— DATASET EXTRACT —
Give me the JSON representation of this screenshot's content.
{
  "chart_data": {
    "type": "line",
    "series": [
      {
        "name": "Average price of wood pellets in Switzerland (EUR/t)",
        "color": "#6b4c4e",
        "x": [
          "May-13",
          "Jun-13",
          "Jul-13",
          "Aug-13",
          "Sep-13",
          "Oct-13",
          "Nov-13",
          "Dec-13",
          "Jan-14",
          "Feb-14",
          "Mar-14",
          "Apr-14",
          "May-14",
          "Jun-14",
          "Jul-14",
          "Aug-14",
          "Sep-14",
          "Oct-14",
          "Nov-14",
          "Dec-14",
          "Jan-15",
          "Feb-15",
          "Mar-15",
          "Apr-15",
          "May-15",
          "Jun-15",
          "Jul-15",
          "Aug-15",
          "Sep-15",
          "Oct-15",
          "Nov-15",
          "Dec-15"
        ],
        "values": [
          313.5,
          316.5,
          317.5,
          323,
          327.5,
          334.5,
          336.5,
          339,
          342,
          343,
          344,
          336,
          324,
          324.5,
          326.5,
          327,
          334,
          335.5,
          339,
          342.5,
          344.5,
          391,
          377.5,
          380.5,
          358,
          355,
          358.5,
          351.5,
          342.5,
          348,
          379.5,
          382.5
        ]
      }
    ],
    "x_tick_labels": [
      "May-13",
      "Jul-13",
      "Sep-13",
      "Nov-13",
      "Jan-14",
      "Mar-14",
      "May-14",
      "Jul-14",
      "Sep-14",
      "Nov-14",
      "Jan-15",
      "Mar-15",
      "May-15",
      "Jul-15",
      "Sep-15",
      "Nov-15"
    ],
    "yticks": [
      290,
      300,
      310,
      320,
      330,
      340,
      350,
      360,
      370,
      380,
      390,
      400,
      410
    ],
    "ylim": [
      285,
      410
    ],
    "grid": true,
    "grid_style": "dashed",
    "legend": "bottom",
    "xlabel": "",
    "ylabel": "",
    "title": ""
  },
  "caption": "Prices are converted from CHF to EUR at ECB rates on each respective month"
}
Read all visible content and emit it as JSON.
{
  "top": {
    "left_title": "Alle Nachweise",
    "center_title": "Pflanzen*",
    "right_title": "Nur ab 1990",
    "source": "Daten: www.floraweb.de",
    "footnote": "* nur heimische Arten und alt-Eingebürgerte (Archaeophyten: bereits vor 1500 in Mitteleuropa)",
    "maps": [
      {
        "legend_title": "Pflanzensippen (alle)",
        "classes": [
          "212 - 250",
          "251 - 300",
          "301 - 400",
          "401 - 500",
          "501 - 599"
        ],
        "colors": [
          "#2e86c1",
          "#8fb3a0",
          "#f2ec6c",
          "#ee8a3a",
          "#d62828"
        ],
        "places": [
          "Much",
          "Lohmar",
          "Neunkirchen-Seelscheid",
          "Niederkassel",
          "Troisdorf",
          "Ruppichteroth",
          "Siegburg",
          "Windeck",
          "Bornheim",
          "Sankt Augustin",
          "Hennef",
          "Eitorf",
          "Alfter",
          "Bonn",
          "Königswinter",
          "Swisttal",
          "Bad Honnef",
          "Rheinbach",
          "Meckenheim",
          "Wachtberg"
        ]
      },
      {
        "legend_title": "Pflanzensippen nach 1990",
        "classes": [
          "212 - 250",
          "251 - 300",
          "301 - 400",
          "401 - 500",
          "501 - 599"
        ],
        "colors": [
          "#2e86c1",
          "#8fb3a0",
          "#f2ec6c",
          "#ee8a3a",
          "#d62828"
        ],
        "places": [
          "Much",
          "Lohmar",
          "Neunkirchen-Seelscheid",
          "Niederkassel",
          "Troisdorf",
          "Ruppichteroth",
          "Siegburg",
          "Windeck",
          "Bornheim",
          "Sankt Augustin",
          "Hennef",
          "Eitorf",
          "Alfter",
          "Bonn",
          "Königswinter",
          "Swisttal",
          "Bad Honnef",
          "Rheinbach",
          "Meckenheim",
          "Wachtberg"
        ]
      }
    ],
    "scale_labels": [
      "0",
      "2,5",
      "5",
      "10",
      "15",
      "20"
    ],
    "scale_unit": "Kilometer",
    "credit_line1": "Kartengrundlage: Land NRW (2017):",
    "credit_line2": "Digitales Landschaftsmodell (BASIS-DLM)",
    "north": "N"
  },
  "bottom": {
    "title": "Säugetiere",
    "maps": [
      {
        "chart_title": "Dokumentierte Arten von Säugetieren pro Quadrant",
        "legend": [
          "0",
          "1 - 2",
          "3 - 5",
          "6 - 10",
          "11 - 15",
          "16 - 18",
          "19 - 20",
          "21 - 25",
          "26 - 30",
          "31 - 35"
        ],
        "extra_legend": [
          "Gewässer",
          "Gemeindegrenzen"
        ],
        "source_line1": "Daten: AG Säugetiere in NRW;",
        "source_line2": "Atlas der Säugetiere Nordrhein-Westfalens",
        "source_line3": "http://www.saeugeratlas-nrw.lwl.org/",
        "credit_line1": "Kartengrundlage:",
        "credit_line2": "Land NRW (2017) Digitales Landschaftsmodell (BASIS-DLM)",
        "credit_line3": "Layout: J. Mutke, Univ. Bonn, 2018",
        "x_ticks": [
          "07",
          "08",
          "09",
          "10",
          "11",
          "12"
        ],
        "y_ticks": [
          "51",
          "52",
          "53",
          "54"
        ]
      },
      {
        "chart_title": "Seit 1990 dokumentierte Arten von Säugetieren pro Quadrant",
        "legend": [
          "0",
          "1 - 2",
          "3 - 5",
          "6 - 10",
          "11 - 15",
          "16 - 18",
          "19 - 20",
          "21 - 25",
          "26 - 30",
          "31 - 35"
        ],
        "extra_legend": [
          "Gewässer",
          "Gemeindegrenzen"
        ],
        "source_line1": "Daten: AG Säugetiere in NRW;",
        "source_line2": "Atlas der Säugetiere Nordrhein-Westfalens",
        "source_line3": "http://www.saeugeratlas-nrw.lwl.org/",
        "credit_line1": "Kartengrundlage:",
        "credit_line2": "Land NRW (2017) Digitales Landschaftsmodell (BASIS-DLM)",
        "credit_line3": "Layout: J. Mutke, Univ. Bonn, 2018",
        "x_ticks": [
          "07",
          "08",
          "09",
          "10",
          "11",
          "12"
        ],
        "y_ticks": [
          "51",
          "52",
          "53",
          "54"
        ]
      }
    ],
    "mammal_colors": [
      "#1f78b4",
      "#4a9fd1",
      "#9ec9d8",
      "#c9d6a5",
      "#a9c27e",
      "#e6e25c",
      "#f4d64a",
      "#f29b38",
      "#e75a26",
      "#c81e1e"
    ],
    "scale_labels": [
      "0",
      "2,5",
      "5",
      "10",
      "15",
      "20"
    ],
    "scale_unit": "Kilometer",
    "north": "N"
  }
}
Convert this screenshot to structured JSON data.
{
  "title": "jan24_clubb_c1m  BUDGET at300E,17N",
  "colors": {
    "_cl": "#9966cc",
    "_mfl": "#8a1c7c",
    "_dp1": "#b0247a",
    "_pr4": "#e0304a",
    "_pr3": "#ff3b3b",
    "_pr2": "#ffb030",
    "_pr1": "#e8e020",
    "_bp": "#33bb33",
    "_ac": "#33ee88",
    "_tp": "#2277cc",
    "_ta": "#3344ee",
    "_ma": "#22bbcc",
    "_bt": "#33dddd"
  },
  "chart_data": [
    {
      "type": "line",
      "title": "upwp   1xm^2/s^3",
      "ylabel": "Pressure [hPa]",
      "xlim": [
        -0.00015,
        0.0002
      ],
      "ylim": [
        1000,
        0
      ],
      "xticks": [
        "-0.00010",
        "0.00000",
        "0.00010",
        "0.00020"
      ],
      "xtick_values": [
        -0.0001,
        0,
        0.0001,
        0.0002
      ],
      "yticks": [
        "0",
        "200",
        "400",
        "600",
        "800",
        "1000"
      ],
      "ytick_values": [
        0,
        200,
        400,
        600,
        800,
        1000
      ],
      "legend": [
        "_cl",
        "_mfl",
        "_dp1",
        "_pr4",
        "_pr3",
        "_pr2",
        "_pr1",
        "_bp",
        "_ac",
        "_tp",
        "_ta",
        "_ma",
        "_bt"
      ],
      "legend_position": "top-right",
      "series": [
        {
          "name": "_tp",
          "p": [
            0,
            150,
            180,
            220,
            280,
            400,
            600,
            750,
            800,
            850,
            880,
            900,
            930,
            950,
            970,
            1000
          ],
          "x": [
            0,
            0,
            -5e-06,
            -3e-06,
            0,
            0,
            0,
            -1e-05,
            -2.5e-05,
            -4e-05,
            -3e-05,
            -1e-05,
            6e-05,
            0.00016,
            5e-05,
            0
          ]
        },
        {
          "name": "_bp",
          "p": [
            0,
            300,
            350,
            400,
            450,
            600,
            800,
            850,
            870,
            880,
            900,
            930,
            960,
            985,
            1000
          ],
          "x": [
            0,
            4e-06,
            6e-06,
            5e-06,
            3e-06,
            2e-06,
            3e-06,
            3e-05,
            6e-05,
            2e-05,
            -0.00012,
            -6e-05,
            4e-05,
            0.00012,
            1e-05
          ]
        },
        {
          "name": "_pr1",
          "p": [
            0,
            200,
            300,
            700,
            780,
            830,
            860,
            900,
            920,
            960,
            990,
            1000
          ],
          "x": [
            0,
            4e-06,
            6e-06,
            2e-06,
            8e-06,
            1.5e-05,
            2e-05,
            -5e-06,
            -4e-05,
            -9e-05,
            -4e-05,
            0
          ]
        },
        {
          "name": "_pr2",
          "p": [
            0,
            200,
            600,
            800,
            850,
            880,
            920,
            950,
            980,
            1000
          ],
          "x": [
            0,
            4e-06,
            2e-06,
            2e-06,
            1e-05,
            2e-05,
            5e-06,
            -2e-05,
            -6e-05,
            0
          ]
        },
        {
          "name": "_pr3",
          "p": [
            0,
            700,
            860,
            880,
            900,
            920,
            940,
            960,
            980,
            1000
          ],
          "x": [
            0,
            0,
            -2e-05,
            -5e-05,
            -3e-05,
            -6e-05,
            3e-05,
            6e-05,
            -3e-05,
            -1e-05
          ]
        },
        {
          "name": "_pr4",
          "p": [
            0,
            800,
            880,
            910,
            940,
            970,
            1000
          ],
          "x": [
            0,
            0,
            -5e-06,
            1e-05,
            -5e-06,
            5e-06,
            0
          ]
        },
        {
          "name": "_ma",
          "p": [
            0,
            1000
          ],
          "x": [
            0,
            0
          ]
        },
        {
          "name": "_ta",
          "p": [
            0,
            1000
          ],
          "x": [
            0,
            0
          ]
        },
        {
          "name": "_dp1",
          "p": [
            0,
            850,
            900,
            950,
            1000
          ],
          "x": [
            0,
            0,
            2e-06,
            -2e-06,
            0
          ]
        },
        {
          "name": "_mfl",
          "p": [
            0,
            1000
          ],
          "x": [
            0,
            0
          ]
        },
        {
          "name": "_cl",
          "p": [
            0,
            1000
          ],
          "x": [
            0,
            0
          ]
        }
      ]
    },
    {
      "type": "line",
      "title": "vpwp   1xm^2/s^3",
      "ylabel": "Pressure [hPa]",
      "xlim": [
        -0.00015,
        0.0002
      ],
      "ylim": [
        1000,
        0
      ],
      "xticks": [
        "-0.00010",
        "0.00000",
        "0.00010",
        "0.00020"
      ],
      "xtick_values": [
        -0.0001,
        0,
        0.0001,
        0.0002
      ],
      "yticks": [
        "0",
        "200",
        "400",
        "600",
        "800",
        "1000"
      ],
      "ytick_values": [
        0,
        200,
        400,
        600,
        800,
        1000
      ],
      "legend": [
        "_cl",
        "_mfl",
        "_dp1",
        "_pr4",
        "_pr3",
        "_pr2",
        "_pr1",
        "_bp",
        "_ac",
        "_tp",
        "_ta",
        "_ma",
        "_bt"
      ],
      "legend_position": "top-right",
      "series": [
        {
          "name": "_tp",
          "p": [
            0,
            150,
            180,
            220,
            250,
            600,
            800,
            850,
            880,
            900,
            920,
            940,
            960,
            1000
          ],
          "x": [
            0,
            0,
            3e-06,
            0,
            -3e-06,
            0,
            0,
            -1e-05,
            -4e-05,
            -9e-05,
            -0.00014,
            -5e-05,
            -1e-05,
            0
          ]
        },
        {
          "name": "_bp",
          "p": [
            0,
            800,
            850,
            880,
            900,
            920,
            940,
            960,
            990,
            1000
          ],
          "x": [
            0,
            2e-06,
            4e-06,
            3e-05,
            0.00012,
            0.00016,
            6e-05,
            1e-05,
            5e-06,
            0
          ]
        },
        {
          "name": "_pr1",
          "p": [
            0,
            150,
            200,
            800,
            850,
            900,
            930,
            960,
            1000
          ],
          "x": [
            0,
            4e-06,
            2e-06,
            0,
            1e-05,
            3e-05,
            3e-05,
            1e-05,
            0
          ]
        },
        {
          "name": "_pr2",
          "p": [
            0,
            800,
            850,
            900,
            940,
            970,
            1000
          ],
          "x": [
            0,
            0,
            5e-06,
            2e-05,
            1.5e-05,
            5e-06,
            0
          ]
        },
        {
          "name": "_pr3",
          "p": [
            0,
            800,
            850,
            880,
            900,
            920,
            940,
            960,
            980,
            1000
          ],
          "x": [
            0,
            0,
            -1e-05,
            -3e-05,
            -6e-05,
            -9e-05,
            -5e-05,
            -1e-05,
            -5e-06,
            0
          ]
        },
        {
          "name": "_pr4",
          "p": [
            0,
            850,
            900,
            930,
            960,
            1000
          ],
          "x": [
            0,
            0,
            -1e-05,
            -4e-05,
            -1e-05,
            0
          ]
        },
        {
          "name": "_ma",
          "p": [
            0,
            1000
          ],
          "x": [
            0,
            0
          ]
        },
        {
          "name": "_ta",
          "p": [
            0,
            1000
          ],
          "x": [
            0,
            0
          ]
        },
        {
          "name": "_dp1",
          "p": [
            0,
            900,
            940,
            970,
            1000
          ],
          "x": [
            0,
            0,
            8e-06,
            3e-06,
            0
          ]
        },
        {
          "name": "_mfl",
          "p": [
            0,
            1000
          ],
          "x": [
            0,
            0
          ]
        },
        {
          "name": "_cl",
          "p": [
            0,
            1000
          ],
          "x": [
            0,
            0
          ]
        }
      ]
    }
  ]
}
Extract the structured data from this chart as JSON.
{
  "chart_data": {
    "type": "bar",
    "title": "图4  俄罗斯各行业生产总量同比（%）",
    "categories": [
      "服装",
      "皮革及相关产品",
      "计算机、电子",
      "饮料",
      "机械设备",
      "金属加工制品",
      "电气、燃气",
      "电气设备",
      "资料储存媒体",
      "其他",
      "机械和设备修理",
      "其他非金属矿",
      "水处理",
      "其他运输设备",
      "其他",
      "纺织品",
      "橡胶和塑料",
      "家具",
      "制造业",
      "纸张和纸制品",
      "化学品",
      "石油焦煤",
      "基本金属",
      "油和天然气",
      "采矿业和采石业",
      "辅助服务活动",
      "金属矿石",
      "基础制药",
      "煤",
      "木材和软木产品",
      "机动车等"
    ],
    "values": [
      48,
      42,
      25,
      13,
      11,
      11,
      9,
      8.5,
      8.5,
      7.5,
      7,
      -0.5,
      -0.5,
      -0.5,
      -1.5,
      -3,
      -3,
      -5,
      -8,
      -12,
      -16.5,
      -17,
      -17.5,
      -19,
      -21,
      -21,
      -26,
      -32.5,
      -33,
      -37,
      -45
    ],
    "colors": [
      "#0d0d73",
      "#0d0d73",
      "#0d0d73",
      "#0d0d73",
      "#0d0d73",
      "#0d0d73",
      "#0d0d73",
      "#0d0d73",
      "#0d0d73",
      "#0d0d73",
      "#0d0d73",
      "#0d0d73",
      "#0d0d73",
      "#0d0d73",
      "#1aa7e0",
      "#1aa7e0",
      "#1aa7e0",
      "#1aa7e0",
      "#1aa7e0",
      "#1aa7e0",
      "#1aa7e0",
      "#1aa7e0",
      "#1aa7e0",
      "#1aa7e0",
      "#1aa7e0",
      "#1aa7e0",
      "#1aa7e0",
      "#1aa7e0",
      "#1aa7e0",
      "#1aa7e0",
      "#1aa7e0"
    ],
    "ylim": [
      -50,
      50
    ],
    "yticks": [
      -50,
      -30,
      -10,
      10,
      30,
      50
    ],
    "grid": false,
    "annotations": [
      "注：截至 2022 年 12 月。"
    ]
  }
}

— SHORT PROBLEM —
Identify each line containing the string "structured" and copy it out.

— RESPONSE FOR THIS EXERCISE —
Convert this screenshot to structured JSON data.
Extract the structured data from this chart as JSON.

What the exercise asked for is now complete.